● **Saved entries**:

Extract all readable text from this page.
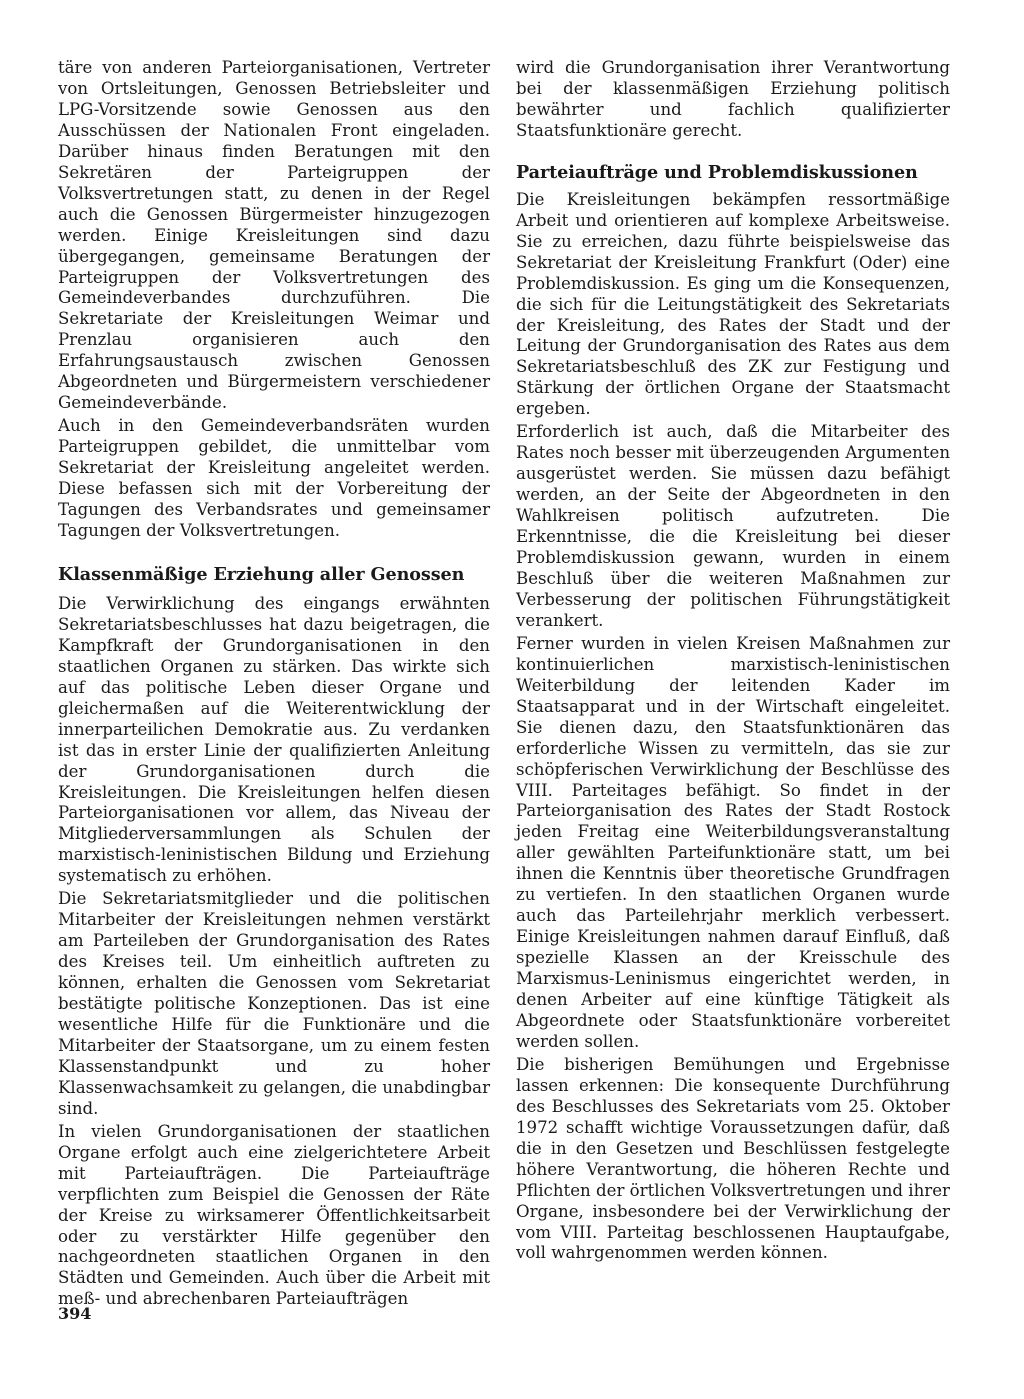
täre von anderen Parteiorganisationen, Vertreter von Ortsleitungen, Genossen Betriebsleiter und LPG-Vorsitzende sowie Genossen aus den Ausschüssen der Nationalen Front eingeladen. Darüber hinaus finden Beratungen mit den Sekretären der Parteigruppen der Volksvertretungen statt, zu denen in der Regel auch die Genossen Bürgermeister hinzugezogen werden. Einige Kreisleitungen sind dazu übergegangen, gemeinsame Beratungen der Parteigruppen der Volksvertretungen des Gemeindeverbandes durchzuführen. Die Sekretariate der Kreisleitungen Weimar und Prenzlau organisieren auch den Erfahrungsaustausch zwischen Genossen Abgeordneten und Bürgermeistern verschiedener Gemeindeverbände.

Auch in den Gemeindeverbandsräten wurden Parteigruppen gebildet, die unmittelbar vom Sekretariat der Kreisleitung angeleitet werden. Diese befassen sich mit der Vorbereitung der Tagungen des Verbandsrates und gemeinsamer Tagungen der Volksvertretungen.

Klassenmäßige Erziehung aller Genossen

Die Verwirklichung des eingangs erwähnten Sekretariatsbeschlusses hat dazu beigetragen, die Kampfkraft der Grundorganisationen in den staatlichen Organen zu stärken. Das wirkte sich auf das politische Leben dieser Organe und gleichermaßen auf die Weiterentwicklung der innerparteilichen Demokratie aus. Zu verdanken ist das in erster Linie der qualifizierten Anleitung der Grundorganisationen durch die Kreisleitungen. Die Kreisleitungen helfen diesen Parteiorganisationen vor allem, das Niveau der Mitgliederversammlungen als Schulen der marxistisch-leninistischen Bildung und Erziehung systematisch zu erhöhen.

Die Sekretariatsmitglieder und die politischen Mitarbeiter der Kreisleitungen nehmen verstärkt am Parteileben der Grundorganisation des Rates des Kreises teil. Um einheitlich auftreten zu können, erhalten die Genossen vom Sekretariat bestätigte politische Konzeptionen. Das ist eine wesentliche Hilfe für die Funktionäre und die Mitarbeiter der Staatsorgane, um zu einem festen Klassenstandpunkt und zu hoher Klassenwachsamkeit zu gelangen, die unabdingbar sind.

In vielen Grundorganisationen der staatlichen Organe erfolgt auch eine zielgerichtetere Arbeit mit Parteiaufträgen. Die Parteiaufträge verpflichten zum Beispiel die Genossen der Räte der Kreise zu wirksamerer Öffentlichkeitsarbeit oder zu verstärkter Hilfe gegenüber den nachgeordneten staatlichen Organen in den Städten und Gemeinden. Auch über die Arbeit mit meß- und abrechenbaren Parteiaufträgen

wird die Grundorganisation ihrer Verantwortung bei der klassenmäßigen Erziehung politisch bewährter und fachlich qualifizierter Staatsfunktionäre gerecht.

Parteiaufträge und Problemdiskussionen

Die Kreisleitungen bekämpfen ressortmäßige Arbeit und orientieren auf komplexe Arbeitsweise. Sie zu erreichen, dazu führte beispielsweise das Sekretariat der Kreisleitung Frankfurt (Oder) eine Problemdiskussion. Es ging um die Konsequenzen, die sich für die Leitungstätigkeit des Sekretariats der Kreisleitung, des Rates der Stadt und der Leitung der Grundorganisation des Rates aus dem Sekretariatsbeschluß des ZK zur Festigung und Stärkung der örtlichen Organe der Staatsmacht ergeben.

Erforderlich ist auch, daß die Mitarbeiter des Rates noch besser mit überzeugenden Argumenten ausgerüstet werden. Sie müssen dazu befähigt werden, an der Seite der Abgeordneten in den Wahlkreisen politisch aufzutreten. Die Erkenntnisse, die die Kreisleitung bei dieser Problemdiskussion gewann, wurden in einem Beschluß über die weiteren Maßnahmen zur Verbesserung der politischen Führungstätigkeit verankert.

Ferner wurden in vielen Kreisen Maßnahmen zur kontinuierlichen marxistisch-leninistischen Weiterbildung der leitenden Kader im Staatsapparat und in der Wirtschaft eingeleitet. Sie dienen dazu, den Staatsfunktionären das erforderliche Wissen zu vermitteln, das sie zur schöpferischen Verwirklichung der Beschlüsse des VIII. Parteitages befähigt. So findet in der Parteiorganisation des Rates der Stadt Rostock jeden Freitag eine Weiterbildungsveranstaltung aller gewählten Parteifunktionäre statt, um bei ihnen die Kenntnis über theoretische Grundfragen zu vertiefen. In den staatlichen Organen wurde auch das Parteilehrjahr merklich verbessert. Einige Kreisleitungen nahmen darauf Einfluß, daß spezielle Klassen an der Kreisschule des Marxismus-Leninismus eingerichtet werden, in denen Arbeiter auf eine künftige Tätigkeit als Abgeordnete oder Staatsfunktionäre vorbereitet werden sollen.

Die bisherigen Bemühungen und Ergebnisse lassen erkennen: Die konsequente Durchführung des Beschlusses des Sekretariats vom 25. Oktober 1972 schafft wichtige Voraussetzungen dafür, daß die in den Gesetzen und Beschlüssen festgelegte höhere Verantwortung, die höheren Rechte und Pflichten der örtlichen Volksvertretungen und ihrer Organe, insbesondere bei der Verwirklichung der vom VIII. Parteitag beschlossenen Hauptaufgabe, voll wahrgenommen werden können.

394
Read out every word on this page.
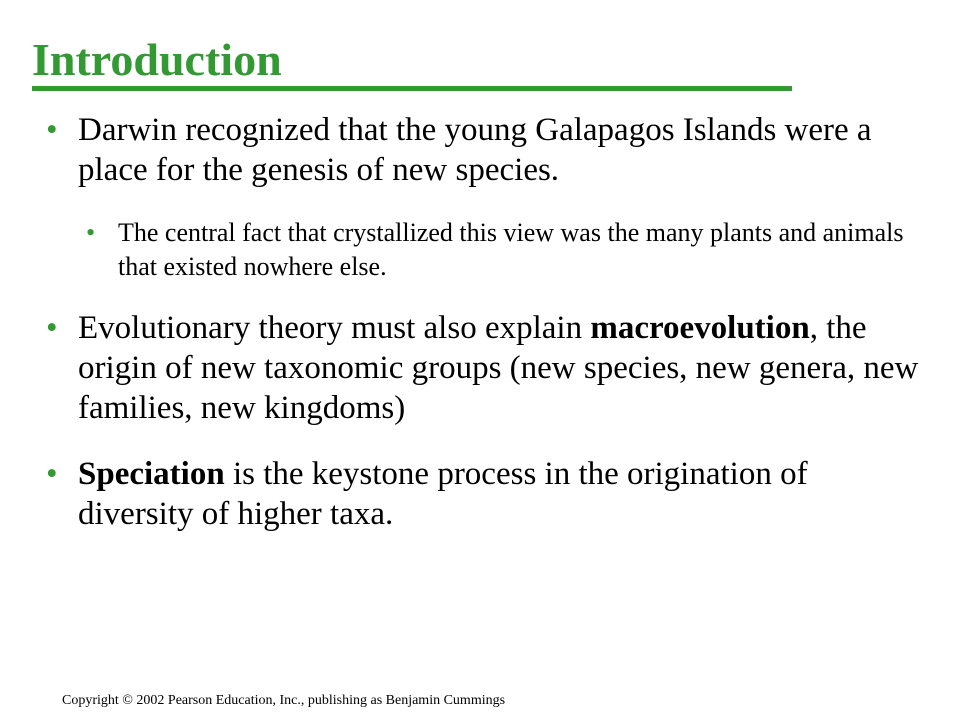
Introduction

• Darwin recognized that the young Galapagos Islands were a place for the genesis of new species.

• The central fact that crystallized this view was the many plants and animals that existed nowhere else.

• Evolutionary theory must also explain macroevolution, the origin of new taxonomic groups (new species, new genera, new families, new kingdoms)

• Speciation is the keystone process in the origination of diversity of higher taxa.

Copyright © 2002 Pearson Education, Inc., publishing as Benjamin Cummings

● **Exercise**: Pictures stay out. Copy exactly, and only, the lines from the one containing "Read out every word on this page." through the end of the data.

● **Task response**:
Read out every word on this page.
Introduction

• Darwin recognized that the young Galapagos Islands were a place for the genesis of new species.

• The central fact that crystallized this view was the many plants and animals that existed nowhere else.

• Evolutionary theory must also explain macroevolution, the origin of new taxonomic groups (new species, new genera, new families, new kingdoms)

• Speciation is the keystone process in the origination of diversity of higher taxa.

Copyright © 2002 Pearson Education, Inc., publishing as Benjamin Cummings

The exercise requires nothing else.